___ Reading text

XNABulletML: Now Parsing From Scratch

Obviously, I don’t like the Bandle implementation of BulletML. It works, but there are a few problems.

The main problem actually isn’t the speed. It’s what I’ve been complaining about, but it’s 30000 bullets at 45 FPS on a clean thread on my computer. (I’m thinking it’ll only be 35-40 FPS on an Xbox 360, though. Maybe even just 30.) Super-danmaku games might need all 30000, but realistically only 15000-20000 would be necessary on a 720p screen. No, the real problems are XNA parsing and the target limit.

XNA isn’t perfect. Everyone knows that. But it works, and it works well for what it is: a game framework for a game-unpopular language. (Or at least it was unpopular. Got pretty popular, I think, after XNA Game Studio allowed us normal guys to make console games legally. But still not among the pros.) And it’s what I’m using.

Point is, I’d like to be able to use the Content Pipeline to be able to use BulletML’s .xml files like one would a .png file. I did discover on the internet how to put an XML file into a string or XmlDocument object as compared to processing it in the normal way. So I tried tossing BulletMLParser.cs into the Content Pipeline Extension Library. And guess what: it didn’t work. I don’t remember the exact error, but it boiled down to infinite recursion. And I have no clue how to fix it, since the Bandle parser and BulletMLTree.cs files are so damn obtuse. (Even worse, it’s all Japanese documentation.) The only reasonable solution is to code my own parser. (Well… that or just use it as is, but I don’t want to do that.) And in order to code my own parser, I have to code my own output holder. Which I’m now doing, but it’s not a Tree. Instead, it’s a pair of classes (in a single file), BMLFile and BMLFileElement. BMLFile objects contain BMLFileElement objects, which also contain BMLFileElement objects. And this layout (and actually understanding what’s going on) doesn’t tempt me to use Pool objects. They’re great for being faster than making tons of “new” objects, but they fry in potential infinite-recursion scenarios: the potential becomes the actual. Which I’ve just recently learned, by the way. So no self-replicating Pools anymore. And it also helps that BMLFile objects, unlike BulletMLTree objects, will only be generated by the Content Pipeline. (Or if someone ports my XNABulletML back to base C# – maybe even me – just through the BMLParser.cs file at loading areas.) This may or may not actually be faster at gametime (my term: where player I/O happens, as compared to merely runtime, where any I/O happens), but I think it’s better.

______

Action item A: List every C# source file name (ending in .cs) mentioned in the XNABulletML post.
Action item B: Carry on writing the XNABulletML post, starting after its final sentence.
The entries have nothing to do with the XNABulletML post.

___ Dataset entries

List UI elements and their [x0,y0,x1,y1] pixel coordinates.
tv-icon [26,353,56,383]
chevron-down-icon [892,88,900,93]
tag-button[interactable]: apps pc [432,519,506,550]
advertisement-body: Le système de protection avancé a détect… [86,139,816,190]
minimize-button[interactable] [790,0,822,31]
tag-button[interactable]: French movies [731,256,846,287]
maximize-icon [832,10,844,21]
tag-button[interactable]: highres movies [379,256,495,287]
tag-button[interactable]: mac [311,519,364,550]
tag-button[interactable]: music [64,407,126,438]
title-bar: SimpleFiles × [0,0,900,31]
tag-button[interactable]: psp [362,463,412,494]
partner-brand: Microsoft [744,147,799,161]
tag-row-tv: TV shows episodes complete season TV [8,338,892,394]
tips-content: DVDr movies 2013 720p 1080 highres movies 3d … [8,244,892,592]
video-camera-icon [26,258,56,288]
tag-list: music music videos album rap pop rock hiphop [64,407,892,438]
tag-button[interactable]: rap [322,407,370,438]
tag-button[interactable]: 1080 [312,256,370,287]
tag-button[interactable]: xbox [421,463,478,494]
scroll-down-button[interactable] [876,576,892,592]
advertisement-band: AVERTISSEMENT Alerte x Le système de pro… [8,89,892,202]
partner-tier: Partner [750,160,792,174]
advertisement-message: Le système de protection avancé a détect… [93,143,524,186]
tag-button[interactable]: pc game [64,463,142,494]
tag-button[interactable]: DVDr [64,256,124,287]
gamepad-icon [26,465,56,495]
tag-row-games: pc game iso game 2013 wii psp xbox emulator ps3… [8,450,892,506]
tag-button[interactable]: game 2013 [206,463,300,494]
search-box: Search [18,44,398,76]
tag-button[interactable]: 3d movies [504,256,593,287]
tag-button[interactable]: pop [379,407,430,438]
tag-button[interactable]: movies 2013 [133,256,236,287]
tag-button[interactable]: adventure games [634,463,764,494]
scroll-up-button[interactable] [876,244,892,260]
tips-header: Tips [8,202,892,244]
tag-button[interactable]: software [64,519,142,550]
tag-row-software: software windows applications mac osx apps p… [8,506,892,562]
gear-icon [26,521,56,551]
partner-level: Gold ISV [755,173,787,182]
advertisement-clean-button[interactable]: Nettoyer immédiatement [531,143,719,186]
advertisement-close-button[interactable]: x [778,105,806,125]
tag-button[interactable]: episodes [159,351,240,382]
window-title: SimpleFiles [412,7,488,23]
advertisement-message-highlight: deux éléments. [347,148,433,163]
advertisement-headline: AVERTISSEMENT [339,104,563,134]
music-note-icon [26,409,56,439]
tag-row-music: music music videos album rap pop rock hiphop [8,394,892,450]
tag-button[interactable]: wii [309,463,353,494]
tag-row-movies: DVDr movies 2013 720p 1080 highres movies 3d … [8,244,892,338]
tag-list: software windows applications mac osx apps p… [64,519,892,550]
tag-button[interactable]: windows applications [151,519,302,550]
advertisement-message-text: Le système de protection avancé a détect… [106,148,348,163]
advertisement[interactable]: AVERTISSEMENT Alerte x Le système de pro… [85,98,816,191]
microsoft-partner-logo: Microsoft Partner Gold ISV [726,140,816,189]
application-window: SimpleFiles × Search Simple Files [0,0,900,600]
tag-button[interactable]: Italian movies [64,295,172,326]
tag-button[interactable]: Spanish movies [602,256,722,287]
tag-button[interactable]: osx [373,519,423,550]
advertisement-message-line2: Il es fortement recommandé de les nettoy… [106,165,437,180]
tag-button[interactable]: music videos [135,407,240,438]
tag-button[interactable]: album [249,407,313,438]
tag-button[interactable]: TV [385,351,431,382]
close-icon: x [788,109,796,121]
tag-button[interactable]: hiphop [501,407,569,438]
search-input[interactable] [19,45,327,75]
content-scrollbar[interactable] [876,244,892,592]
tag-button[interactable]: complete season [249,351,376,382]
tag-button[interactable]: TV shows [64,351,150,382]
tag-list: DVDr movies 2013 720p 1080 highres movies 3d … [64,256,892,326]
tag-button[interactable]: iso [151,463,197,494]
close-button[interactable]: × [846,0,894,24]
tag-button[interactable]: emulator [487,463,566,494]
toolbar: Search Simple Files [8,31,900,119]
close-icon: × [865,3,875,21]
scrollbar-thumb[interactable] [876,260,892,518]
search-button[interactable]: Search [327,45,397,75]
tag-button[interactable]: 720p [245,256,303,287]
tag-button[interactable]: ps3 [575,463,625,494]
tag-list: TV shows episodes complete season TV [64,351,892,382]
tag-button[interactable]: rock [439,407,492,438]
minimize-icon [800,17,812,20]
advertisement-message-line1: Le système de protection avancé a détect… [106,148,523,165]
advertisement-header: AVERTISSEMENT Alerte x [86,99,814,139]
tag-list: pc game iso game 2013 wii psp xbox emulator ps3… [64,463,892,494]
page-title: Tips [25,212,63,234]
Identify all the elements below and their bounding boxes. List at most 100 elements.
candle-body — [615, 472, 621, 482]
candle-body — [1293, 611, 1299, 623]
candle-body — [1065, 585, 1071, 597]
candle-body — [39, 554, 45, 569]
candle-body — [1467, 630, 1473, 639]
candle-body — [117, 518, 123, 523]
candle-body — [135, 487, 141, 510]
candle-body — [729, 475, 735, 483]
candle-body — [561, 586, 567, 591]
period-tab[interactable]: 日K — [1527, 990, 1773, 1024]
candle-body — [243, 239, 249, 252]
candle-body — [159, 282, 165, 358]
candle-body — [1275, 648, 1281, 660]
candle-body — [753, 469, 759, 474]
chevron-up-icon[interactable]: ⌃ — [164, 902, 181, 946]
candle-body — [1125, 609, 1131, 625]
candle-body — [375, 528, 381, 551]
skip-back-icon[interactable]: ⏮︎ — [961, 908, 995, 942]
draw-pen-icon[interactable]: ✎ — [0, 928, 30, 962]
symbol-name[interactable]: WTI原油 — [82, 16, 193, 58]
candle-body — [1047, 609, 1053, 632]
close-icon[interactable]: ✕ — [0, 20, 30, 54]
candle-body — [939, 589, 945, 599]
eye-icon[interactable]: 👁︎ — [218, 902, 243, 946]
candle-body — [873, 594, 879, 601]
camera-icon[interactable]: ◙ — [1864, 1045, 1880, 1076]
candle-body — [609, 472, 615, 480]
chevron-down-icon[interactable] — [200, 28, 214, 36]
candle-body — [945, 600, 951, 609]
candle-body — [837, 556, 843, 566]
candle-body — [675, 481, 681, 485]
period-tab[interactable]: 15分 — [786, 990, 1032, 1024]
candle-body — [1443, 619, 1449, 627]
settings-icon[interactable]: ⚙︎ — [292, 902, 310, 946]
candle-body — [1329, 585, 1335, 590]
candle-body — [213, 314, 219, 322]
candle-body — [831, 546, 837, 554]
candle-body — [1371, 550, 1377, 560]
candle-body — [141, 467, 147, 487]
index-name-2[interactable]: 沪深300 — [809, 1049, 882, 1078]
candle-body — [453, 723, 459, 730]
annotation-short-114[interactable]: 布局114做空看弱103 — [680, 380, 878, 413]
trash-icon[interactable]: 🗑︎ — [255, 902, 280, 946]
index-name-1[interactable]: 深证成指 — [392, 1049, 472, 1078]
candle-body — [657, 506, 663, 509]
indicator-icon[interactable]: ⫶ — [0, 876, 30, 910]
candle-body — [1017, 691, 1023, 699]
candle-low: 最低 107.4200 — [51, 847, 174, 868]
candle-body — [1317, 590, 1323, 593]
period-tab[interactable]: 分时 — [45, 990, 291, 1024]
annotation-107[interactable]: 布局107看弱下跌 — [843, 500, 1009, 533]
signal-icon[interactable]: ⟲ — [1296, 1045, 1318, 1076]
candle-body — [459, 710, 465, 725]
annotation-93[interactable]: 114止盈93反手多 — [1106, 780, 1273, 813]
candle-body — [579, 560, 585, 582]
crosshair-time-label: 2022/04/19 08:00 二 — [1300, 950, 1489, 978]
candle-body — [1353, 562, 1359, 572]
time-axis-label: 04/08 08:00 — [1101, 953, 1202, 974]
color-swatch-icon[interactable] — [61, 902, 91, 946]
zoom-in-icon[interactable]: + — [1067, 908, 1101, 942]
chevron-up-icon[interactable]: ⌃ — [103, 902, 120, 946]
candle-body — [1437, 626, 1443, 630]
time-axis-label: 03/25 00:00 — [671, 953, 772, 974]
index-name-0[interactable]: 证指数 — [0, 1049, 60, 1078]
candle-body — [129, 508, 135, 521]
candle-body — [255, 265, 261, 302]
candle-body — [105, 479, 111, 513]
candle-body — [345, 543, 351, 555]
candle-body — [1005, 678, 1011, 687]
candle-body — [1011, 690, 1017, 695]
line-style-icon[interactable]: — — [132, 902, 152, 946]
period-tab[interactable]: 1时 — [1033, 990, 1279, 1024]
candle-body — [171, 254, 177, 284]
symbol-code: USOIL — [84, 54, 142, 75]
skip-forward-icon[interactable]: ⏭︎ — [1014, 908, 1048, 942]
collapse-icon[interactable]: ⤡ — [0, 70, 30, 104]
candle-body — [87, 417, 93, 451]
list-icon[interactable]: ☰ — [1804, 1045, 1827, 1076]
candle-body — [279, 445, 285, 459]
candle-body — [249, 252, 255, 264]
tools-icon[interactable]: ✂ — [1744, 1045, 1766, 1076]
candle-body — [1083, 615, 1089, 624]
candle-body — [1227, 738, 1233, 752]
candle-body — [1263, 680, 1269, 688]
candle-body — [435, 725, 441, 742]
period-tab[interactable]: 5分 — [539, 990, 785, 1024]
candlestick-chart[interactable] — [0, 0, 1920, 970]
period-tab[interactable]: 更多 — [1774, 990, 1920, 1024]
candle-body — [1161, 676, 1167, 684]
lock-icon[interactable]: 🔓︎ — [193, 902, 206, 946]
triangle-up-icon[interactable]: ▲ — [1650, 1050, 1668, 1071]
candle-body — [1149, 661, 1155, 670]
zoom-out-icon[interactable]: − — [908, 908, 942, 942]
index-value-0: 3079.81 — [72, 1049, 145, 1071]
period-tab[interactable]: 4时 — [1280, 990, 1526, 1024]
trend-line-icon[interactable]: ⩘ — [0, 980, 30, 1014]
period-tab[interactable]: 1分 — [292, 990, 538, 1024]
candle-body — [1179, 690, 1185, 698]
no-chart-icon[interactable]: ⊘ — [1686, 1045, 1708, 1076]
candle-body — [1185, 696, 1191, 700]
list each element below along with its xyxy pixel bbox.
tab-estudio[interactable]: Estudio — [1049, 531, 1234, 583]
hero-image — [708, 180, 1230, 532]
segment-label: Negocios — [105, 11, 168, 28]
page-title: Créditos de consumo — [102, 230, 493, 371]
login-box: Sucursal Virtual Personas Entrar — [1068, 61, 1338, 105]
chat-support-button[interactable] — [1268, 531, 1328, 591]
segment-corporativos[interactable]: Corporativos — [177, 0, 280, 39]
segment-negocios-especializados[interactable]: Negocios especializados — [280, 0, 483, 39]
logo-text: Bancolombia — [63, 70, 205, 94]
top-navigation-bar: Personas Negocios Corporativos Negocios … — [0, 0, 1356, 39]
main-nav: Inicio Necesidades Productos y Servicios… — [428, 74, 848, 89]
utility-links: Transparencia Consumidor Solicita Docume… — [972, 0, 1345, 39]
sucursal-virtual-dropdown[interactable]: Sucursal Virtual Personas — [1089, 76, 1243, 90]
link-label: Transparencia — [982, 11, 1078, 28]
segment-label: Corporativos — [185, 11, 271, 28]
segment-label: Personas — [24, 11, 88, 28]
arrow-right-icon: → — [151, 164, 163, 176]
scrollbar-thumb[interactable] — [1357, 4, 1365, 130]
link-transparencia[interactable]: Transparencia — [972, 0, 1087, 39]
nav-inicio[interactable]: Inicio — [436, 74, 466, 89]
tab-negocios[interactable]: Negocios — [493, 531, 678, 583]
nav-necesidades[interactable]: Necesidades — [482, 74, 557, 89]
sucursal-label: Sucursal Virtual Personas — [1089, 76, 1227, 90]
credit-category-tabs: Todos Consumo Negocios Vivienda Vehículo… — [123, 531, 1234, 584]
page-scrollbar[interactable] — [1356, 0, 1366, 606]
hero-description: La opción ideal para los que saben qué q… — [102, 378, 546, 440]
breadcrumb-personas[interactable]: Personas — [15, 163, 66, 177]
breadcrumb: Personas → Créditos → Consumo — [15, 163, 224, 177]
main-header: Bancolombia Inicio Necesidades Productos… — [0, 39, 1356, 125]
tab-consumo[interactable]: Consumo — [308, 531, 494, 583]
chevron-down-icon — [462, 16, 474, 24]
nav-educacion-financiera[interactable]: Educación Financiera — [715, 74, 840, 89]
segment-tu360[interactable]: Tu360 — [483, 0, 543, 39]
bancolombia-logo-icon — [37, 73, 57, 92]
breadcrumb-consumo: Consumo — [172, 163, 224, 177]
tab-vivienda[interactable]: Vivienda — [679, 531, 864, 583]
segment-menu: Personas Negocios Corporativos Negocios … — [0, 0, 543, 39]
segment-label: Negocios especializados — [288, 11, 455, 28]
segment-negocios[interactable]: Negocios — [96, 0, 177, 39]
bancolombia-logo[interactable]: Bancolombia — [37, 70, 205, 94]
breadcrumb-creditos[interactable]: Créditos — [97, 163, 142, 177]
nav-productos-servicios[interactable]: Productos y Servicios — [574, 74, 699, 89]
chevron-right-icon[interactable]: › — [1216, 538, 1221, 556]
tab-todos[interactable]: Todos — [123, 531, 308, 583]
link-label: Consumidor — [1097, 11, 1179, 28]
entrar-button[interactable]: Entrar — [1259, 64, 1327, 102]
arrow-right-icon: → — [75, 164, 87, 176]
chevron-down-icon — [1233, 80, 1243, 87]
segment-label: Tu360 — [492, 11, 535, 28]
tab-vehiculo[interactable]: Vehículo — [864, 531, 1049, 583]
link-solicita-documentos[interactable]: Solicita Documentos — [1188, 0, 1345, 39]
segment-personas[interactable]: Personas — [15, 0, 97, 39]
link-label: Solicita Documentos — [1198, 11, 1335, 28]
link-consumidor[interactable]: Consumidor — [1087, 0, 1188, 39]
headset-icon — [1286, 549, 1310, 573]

______

Exercise answer A: BulletMLParser.cs, BulletMLTree.cs, BMLParser.cs

Exercise answer B:
Also, there’s the target limit. BulletMLLib/C# sets a static class for the BulletMLManager. BulletMLManager gets basic information, such as rank, the random generator, and the player’s position. To a trained eye, this obviously presents a problem. (Even an untrained eye like mine will find it eventually.) If the class is static, and there’s only one set of methods (X and Y; only one method in my version, combined into a Vector2) that define the player location, then the entire program is limited to single-player. Which, by the way, is unacceptable for me. Especially after announcing Bullet Demon Summoners. (No, it’s not merely “one player per instance.” Since it’s static, there is only one instance. Thus, one player only.) So I have to make it so that there is a non-static version. If I could make heads or tails of Bandle’s source code, that’d be pretty easy. Just remove the “static” keyword from everything in the class, including the class declaration itself, then modify anything requiring that static BulletMLManager into requiring being passed a BulletMLManager. But I wouldn’t know how to do that without breaking everything. Thus, another reason for me to make my own from-scratch implementation. (Well… maybe I’ll use value parsing from BulletMLLib/C#, if I can’t figure that out on my own. But that parses way too much, instead of letting C#’s built-in libraries do the heavy lifting. And I’m using the Bandle enums.)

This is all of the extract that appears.